▶ _TO BE DONE_: Copy every line of the listing that holds the string "Дмитрий".

Stored items from a collection:
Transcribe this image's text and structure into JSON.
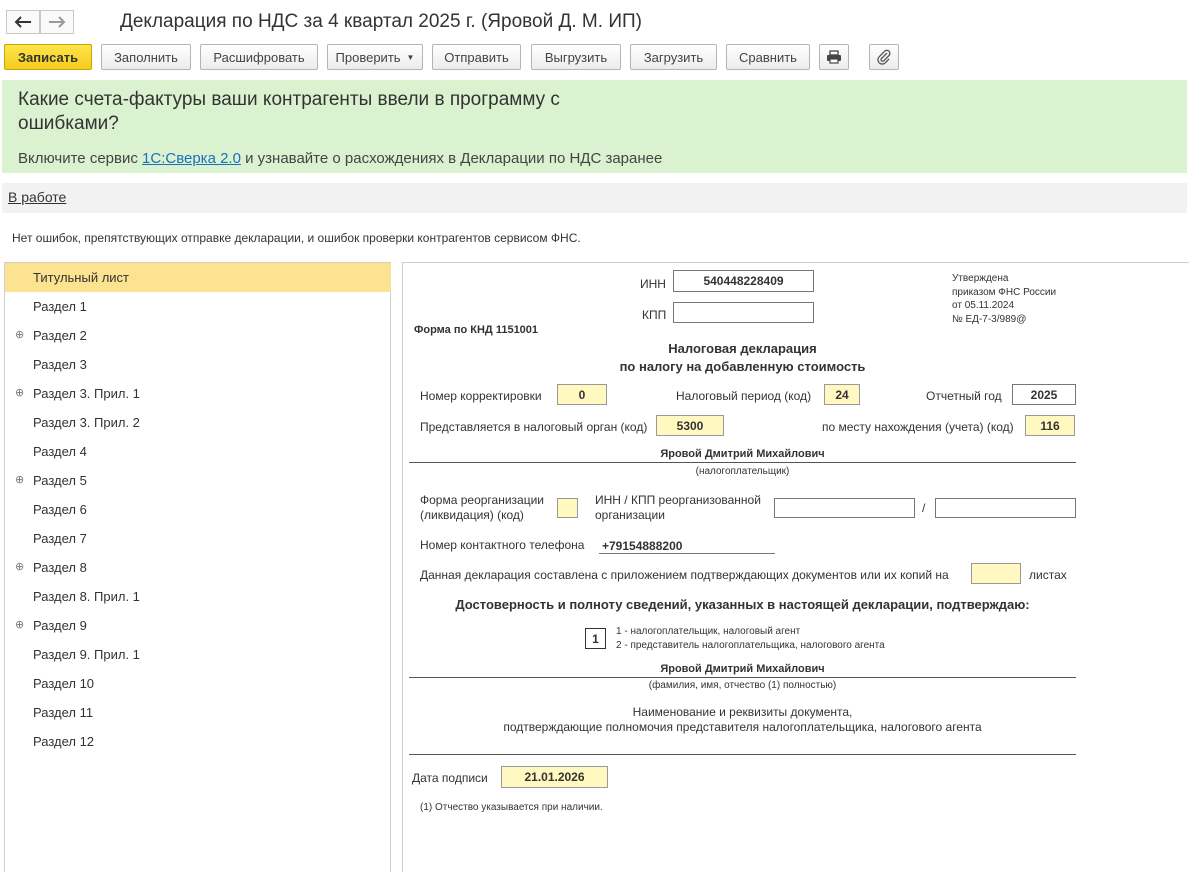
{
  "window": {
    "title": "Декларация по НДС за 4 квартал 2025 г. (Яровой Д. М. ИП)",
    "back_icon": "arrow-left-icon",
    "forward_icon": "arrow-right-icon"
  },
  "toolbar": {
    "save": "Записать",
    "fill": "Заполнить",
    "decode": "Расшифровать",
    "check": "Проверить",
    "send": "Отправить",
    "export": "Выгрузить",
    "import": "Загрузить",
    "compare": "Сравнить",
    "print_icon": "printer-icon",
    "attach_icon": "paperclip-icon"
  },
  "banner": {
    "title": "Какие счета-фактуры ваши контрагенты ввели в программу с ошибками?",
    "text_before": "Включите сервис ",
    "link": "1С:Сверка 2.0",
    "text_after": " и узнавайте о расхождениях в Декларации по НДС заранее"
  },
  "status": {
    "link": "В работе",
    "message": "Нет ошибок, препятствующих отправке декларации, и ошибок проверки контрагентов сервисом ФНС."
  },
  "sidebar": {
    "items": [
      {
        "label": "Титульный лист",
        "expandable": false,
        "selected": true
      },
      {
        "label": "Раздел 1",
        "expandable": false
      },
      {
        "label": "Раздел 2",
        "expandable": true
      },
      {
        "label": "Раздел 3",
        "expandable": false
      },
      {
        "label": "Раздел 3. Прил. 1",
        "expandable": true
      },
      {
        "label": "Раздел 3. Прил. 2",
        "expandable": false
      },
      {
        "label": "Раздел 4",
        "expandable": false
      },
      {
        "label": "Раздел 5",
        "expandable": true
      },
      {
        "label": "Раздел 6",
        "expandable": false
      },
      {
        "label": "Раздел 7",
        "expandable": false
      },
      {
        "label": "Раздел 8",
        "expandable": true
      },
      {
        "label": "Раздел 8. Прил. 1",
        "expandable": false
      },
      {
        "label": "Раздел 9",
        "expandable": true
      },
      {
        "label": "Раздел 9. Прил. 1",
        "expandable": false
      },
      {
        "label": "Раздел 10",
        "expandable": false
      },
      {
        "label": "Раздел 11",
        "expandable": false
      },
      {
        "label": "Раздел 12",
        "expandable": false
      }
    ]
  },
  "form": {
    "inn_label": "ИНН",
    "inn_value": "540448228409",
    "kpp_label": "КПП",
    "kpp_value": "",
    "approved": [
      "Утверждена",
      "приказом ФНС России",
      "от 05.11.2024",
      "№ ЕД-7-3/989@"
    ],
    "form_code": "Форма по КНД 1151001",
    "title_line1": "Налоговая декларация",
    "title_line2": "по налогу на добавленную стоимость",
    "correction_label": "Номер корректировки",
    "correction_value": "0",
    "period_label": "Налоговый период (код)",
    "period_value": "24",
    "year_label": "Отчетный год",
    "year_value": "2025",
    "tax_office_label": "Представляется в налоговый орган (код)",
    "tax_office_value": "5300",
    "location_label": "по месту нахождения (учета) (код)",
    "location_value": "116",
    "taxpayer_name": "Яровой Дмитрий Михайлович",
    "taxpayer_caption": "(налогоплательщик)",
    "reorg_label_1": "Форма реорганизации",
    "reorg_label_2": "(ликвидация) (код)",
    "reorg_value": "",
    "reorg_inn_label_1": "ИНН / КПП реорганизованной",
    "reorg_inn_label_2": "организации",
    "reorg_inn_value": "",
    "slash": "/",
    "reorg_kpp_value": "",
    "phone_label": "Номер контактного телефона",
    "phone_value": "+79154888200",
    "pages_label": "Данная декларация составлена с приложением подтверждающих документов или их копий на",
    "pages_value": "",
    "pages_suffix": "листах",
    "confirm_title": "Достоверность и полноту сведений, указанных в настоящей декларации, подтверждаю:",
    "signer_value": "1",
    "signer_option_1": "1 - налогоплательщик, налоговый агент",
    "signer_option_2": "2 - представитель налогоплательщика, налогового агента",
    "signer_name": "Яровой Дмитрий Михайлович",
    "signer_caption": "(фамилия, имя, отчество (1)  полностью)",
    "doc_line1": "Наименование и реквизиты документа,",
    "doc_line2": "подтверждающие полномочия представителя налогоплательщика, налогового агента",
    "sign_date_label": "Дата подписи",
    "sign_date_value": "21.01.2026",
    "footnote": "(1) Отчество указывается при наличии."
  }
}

---

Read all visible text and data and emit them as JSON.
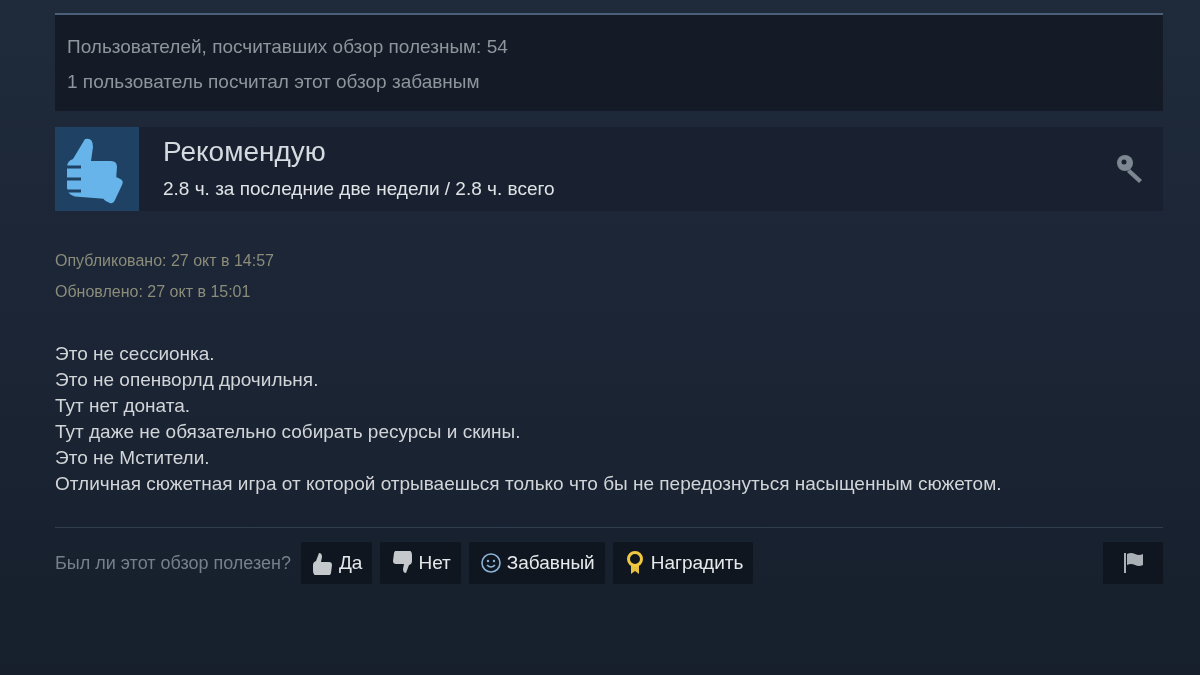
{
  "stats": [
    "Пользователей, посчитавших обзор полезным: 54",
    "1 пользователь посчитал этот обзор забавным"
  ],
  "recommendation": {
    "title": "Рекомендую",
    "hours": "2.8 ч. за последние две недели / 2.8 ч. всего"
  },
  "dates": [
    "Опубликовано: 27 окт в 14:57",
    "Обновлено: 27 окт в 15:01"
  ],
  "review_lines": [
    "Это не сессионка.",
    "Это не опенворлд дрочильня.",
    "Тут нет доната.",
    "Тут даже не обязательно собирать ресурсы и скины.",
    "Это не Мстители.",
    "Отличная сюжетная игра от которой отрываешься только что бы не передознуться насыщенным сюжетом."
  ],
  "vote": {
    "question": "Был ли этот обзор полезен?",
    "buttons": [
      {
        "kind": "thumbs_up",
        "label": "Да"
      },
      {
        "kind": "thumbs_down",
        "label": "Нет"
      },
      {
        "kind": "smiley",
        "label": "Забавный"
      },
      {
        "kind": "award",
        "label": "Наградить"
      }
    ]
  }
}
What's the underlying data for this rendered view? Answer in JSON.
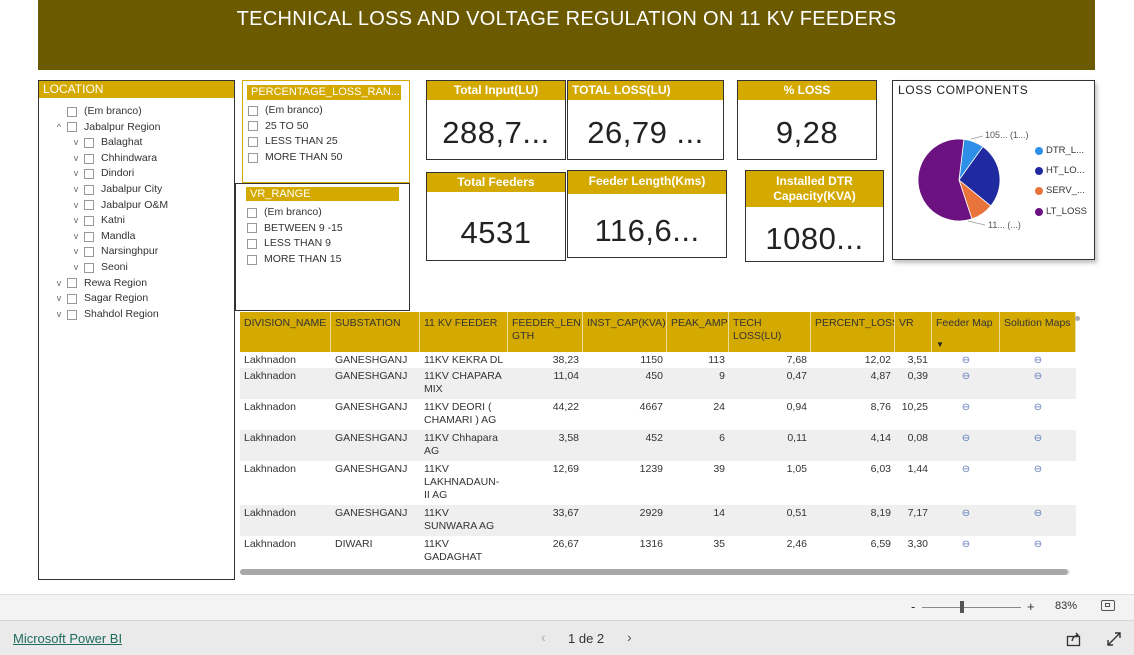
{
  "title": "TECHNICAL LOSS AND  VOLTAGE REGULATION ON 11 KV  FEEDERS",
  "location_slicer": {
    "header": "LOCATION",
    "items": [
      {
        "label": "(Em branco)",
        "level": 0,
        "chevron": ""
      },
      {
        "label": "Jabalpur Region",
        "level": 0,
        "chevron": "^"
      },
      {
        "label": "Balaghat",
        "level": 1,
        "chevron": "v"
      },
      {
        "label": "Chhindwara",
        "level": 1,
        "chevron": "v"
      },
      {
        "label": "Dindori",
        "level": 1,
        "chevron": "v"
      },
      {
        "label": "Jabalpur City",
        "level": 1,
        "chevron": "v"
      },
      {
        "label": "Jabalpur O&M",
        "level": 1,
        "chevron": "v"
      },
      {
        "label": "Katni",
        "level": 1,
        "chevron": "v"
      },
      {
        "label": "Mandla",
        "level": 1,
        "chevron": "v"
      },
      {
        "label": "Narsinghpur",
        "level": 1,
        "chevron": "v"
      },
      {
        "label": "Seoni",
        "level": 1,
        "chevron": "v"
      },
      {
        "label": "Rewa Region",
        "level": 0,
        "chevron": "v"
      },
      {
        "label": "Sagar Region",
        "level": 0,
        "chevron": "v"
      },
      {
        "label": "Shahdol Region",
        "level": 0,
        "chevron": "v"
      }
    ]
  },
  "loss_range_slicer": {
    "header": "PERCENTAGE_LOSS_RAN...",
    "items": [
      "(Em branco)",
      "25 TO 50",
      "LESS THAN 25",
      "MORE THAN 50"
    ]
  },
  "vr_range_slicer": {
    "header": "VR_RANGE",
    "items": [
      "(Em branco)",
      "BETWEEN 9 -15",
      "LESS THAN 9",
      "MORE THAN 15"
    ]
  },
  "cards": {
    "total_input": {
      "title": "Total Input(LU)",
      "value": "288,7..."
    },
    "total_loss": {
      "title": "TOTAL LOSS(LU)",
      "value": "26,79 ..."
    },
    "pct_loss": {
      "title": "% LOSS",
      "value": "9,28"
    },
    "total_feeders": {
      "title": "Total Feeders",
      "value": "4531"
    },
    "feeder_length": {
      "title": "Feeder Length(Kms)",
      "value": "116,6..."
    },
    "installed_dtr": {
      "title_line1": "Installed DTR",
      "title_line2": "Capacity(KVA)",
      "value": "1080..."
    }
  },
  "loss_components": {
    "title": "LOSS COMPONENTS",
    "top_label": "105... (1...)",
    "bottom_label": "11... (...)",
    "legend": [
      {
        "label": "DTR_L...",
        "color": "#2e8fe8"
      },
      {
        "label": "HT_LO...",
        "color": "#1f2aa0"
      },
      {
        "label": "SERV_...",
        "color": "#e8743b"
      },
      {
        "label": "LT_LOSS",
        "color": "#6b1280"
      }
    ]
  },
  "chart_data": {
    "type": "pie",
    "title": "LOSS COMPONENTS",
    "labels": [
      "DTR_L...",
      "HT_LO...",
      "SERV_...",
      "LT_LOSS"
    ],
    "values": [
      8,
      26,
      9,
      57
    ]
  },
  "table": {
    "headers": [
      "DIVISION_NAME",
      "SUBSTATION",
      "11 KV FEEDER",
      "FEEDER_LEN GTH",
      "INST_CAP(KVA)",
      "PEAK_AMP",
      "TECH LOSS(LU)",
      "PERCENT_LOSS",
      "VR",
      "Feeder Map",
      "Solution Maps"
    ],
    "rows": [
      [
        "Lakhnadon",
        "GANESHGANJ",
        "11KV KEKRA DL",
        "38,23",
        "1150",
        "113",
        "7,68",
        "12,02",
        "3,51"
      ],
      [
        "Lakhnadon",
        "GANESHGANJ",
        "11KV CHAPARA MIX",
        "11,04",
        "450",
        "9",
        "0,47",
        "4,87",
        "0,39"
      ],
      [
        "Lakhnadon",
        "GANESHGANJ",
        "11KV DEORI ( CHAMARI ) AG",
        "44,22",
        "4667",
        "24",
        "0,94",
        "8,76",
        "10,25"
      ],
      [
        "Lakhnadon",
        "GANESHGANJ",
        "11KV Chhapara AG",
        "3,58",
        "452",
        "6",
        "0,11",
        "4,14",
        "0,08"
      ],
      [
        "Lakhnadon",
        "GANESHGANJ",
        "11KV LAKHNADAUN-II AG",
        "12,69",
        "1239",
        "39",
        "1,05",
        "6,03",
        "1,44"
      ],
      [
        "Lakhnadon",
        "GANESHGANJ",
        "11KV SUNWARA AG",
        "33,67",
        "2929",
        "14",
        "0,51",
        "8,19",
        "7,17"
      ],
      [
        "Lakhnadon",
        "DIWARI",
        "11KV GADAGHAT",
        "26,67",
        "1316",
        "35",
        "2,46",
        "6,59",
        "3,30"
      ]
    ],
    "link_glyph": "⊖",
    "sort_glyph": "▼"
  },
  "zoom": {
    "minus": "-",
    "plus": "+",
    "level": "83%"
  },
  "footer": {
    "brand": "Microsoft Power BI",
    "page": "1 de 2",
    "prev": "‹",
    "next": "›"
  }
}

▶ _ANSWER_:
    "taxpayer_name": "Яровой Дмитрий Михайлович",
    "signer_name": "Яровой Дмитрий Михайлович",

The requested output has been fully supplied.